**Task statement:** Pictures aside, quote the whole listing exactly.

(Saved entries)
[start]
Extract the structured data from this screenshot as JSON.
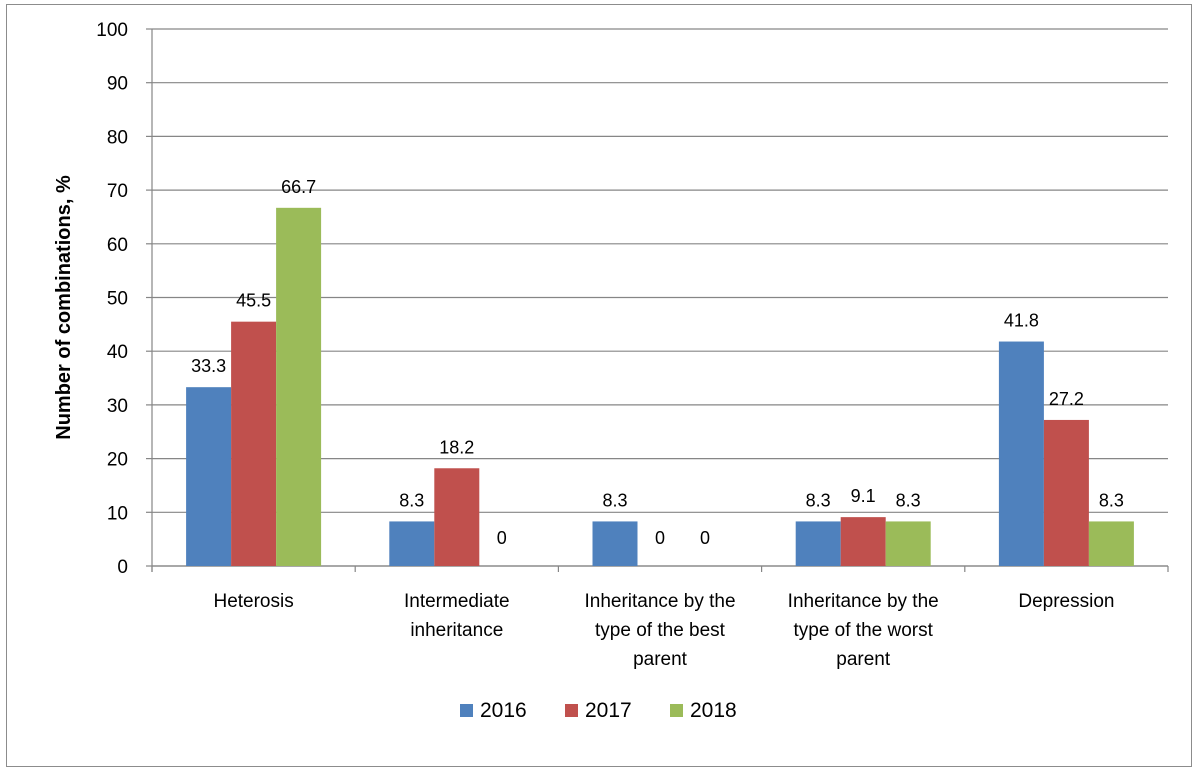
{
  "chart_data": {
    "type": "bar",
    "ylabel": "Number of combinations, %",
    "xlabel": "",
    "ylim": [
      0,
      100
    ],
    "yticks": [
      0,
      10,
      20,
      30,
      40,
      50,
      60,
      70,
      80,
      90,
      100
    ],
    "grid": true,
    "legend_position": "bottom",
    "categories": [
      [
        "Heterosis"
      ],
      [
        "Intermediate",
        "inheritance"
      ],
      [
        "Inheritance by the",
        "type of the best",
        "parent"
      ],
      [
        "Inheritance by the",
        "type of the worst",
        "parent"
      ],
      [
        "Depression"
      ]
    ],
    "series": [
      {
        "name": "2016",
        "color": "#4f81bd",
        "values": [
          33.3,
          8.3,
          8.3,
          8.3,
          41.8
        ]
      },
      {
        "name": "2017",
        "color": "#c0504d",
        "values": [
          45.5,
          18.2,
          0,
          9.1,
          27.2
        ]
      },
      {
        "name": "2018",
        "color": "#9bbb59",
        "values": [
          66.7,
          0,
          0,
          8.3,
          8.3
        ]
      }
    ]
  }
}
[end]
**Reply:**
Extract the structured data from this screenshot as JSON.
{
  "chart_data": {
    "type": "bar",
    "ylabel": "Number of combinations, %",
    "xlabel": "",
    "ylim": [
      0,
      100
    ],
    "yticks": [
      0,
      10,
      20,
      30,
      40,
      50,
      60,
      70,
      80,
      90,
      100
    ],
    "grid": true,
    "legend_position": "bottom",
    "categories": [
      [
        "Heterosis"
      ],
      [
        "Intermediate",
        "inheritance"
      ],
      [
        "Inheritance by the",
        "type of the best",
        "parent"
      ],
      [
        "Inheritance by the",
        "type of the worst",
        "parent"
      ],
      [
        "Depression"
      ]
    ],
    "series": [
      {
        "name": "2016",
        "color": "#4f81bd",
        "values": [
          33.3,
          8.3,
          8.3,
          8.3,
          41.8
        ]
      },
      {
        "name": "2017",
        "color": "#c0504d",
        "values": [
          45.5,
          18.2,
          0,
          9.1,
          27.2
        ]
      },
      {
        "name": "2018",
        "color": "#9bbb59",
        "values": [
          66.7,
          0,
          0,
          8.3,
          8.3
        ]
      }
    ]
  }
}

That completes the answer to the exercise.